» WRITTEN TASK
The entries need to be copied exactly.

» DATASET CONTENT
+++
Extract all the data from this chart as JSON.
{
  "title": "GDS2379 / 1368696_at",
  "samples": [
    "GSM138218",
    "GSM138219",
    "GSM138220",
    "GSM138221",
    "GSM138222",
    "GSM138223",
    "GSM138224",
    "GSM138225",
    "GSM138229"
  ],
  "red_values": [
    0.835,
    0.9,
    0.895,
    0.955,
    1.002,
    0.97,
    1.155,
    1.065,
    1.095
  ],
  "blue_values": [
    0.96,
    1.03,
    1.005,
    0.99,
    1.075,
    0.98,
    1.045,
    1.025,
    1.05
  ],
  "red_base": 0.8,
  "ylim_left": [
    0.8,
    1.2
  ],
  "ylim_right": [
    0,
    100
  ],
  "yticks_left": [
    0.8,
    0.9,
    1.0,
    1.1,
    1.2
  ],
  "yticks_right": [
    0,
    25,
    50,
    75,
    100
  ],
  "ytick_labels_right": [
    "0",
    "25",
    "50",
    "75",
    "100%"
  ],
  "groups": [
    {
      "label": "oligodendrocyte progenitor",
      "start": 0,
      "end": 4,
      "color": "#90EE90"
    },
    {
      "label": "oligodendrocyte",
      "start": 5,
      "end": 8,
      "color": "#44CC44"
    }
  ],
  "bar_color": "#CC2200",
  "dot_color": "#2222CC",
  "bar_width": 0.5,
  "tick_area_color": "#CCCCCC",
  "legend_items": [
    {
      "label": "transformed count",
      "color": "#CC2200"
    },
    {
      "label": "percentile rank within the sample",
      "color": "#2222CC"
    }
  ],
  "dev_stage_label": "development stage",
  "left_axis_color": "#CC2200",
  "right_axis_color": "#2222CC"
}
+++
» EXERCISE OUTPUT
Extract all the data from this chart as JSON.
{
  "title": "GDS2379 / 1368696_at",
  "samples": [
    "GSM138218",
    "GSM138219",
    "GSM138220",
    "GSM138221",
    "GSM138222",
    "GSM138223",
    "GSM138224",
    "GSM138225",
    "GSM138229"
  ],
  "red_values": [
    0.835,
    0.9,
    0.895,
    0.955,
    1.002,
    0.97,
    1.155,
    1.065,
    1.095
  ],
  "blue_values": [
    0.96,
    1.03,
    1.005,
    0.99,
    1.075,
    0.98,
    1.045,
    1.025,
    1.05
  ],
  "red_base": 0.8,
  "ylim_left": [
    0.8,
    1.2
  ],
  "ylim_right": [
    0,
    100
  ],
  "yticks_left": [
    0.8,
    0.9,
    1.0,
    1.1,
    1.2
  ],
  "yticks_right": [
    0,
    25,
    50,
    75,
    100
  ],
  "ytick_labels_right": [
    "0",
    "25",
    "50",
    "75",
    "100%"
  ],
  "groups": [
    {
      "label": "oligodendrocyte progenitor",
      "start": 0,
      "end": 4,
      "color": "#90EE90"
    },
    {
      "label": "oligodendrocyte",
      "start": 5,
      "end": 8,
      "color": "#44CC44"
    }
  ],
  "bar_color": "#CC2200",
  "dot_color": "#2222CC",
  "bar_width": 0.5,
  "tick_area_color": "#CCCCCC",
  "legend_items": [
    {
      "label": "transformed count",
      "color": "#CC2200"
    },
    {
      "label": "percentile rank within the sample",
      "color": "#2222CC"
    }
  ],
  "dev_stage_label": "development stage",
  "left_axis_color": "#CC2200",
  "right_axis_color": "#2222CC"
}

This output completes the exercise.